Пожарные кареты прибыли без промедления, никто не погиб, убыток понесло лишь страховое ведомство. Де Квинси особо подчеркивает, что мистер Кольридж вовсе не был злодеем или человеком порочным, просто он, как и другие его современники, считал себя вправе вволю «насладиться пожаром или освистать его, как он поступил бы, оказавшись зрителем любого другого представления, которое возбудило бы у публики ожидания, впоследствии обманутые».
Здесь Де Квинси приоткрывает главную идею своего эссе (а также и этой книги): убийство — это «представление, возбуждающее у публики ожидания». Та мысль, что в преступлении, в особенности в убийстве, можно видеть развлечение, родилась лишь в первые десятилетия XIX века, но ей суждена была долгая жизнь и коммерческий успех на годы и годы вперед.
«Искусству убивать» предстояло родить погоню за сенсациями в журналистике, туристические паломничества к местам убийств, торговлю сувенирами и расцвет детективного жанра в литературе. Все это развивалось параллельно успехам цивилизации с ее газовыми уличными фонарями, индустриализацией, урбанизацией — всем тем, что давало возможность ощутить себя в большей безопасности от окружающих угроз. Впрочем, укрывшись за запертыми дверями, уютно устроившись у каминов и задернув оконные шторы, обыватели позднегеоргианской эпохи стали чуть ли не тосковать по насилию и смерти, еще недавно бывшим неотъемлемой чертой повседневной жизни, но, по счастью, уже успевшим перейти в сферу развлечений.

• Извлечённые записи:
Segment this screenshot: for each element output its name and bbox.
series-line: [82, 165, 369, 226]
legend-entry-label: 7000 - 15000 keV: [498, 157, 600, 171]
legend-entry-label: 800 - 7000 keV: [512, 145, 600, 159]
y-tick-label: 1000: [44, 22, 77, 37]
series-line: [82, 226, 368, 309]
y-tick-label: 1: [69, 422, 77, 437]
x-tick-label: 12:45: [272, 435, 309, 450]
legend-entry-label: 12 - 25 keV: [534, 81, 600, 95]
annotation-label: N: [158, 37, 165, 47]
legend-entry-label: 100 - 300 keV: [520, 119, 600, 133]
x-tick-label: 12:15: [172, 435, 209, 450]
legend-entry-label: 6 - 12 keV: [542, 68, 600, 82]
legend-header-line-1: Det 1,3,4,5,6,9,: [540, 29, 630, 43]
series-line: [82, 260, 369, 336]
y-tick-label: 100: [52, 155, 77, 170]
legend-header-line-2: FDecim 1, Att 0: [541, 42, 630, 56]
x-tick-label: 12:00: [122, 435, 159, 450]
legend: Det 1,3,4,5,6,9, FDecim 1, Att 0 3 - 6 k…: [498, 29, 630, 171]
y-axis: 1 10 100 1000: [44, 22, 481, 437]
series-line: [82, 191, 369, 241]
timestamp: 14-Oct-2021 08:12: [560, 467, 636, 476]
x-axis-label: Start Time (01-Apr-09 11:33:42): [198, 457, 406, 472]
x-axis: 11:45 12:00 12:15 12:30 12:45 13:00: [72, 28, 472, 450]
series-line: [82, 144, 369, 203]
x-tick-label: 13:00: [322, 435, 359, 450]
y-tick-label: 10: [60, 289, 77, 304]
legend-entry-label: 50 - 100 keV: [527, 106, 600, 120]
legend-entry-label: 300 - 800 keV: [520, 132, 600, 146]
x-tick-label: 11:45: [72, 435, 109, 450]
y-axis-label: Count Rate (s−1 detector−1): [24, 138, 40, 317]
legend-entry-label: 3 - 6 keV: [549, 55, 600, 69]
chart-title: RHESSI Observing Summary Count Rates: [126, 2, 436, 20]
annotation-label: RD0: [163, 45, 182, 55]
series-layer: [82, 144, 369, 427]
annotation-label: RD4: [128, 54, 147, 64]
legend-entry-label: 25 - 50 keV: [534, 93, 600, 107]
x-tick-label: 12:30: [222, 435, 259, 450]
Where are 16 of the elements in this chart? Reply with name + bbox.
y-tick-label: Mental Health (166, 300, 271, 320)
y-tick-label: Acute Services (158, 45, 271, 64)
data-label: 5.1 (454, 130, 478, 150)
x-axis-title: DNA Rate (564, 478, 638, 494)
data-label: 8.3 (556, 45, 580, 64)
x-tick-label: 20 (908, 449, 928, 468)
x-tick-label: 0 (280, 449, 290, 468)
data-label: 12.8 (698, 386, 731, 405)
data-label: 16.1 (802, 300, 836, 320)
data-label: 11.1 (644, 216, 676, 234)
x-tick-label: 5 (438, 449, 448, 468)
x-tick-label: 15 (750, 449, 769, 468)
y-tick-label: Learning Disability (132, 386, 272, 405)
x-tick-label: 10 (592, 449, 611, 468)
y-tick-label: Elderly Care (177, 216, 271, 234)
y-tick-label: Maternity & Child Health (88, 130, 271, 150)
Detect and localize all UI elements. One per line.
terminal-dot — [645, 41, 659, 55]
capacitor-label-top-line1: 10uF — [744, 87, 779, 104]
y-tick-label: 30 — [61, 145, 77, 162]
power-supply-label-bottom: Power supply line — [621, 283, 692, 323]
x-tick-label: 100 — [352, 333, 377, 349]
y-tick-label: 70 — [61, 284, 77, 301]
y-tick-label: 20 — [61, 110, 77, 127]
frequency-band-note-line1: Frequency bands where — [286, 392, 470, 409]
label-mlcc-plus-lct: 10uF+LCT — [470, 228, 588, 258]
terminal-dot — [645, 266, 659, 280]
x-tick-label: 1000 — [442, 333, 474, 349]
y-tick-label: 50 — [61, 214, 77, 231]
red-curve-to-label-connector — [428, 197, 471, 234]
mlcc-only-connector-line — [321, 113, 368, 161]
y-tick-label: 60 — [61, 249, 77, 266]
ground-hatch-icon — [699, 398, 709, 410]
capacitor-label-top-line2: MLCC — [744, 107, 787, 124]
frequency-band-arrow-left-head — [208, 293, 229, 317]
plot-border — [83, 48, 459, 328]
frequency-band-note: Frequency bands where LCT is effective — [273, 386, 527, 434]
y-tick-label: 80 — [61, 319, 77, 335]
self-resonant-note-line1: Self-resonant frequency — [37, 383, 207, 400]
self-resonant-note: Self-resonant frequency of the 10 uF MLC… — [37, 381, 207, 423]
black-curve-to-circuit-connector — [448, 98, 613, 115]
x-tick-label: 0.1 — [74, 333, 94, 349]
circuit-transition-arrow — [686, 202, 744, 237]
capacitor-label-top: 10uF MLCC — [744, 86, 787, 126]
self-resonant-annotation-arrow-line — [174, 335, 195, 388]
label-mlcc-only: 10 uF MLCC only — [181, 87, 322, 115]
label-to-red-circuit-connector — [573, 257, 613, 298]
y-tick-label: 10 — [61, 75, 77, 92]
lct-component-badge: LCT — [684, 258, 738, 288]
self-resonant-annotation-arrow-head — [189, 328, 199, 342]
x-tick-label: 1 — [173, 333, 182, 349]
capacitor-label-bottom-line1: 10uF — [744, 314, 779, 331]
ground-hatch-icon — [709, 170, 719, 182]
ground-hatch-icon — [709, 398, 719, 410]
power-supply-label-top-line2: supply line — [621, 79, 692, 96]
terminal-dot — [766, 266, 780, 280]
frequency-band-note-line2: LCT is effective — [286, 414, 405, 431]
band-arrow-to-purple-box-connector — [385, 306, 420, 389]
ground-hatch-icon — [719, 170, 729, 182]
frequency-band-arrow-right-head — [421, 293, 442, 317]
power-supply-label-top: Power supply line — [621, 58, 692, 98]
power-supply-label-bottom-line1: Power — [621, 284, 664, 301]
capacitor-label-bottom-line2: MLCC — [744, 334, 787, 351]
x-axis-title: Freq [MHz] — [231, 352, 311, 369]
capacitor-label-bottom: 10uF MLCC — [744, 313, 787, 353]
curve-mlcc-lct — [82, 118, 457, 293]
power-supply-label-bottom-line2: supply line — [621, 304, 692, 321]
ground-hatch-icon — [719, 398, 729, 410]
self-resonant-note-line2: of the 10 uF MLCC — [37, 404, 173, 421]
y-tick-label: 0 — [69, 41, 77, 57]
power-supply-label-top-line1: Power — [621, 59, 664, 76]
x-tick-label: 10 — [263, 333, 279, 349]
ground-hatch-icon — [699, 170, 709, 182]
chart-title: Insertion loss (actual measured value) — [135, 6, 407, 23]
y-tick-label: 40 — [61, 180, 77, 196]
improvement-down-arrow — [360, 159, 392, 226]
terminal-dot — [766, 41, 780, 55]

• Задания:
**A)** Перепишите часть исходного текста: начните с места, где стоят слова «Пожарные кареты прибыли», и остановитесь после слов «и годы вперед.». При этом замените «пожаром» на «зрелищем».
**B)** Ответьте по исходному тексту на вопросы:
(i) Кто понес убыток от пожара?
(ii) Когда родилась мысль, что в убийстве можно видеть развлечение?
(iii) Что предстояло родить «искусству убивать»?
**C)** Определите, согласуются ли с исходным текстом следующие утверждения:
(i) При пожаре были погибшие.
(ii) Де Квинси считает мистера Кольриджа злодеем.
(iii) «Искусство убивать» развивалось параллельно успехам цивилизации.
Записи для выполнения заданий не понадобятся.

• Ответы:
**A)**
Пожарные кареты прибыли без промедления, никто не погиб, убыток понесло лишь страховое ведомство. Де Квинси особо подчеркивает, что мистер Кольридж вовсе не был злодеем или человеком порочным, просто он, как и другие его современники, считал себя вправе вволю «насладиться зрелищем или освистать его, как он поступил бы, оказавшись зрителем любого другого представления, которое возбудило бы у публики ожидания, впоследствии обманутые».
Здесь Де Квинси приоткрывает главную идею своего эссе (а также и этой книги): убийство — это «представление, возбуждающее у публики ожидания». Та мысль, что в преступлении, в особенности в убийстве, можно видеть развлечение, родилась лишь в первые десятилетия XIX века, но ей суждена была долгая жизнь и коммерческий успех на годы и годы вперед.

**B)**
(i) Страховое ведомство.
(ii) В первые десятилетия XIX века.
(iii) Погоню за сенсациями в журналистике, туристические паломничества к местам убийств, торговлю сувенирами и расцвет детективного жанра в литературе.

**C)**
(i) Нет: «никто не погиб».
(ii) Нет: «мистер Кольридж вовсе не был злодеем или человеком порочным».
(iii) Да: «Все это развивалось параллельно успехам цивилизации».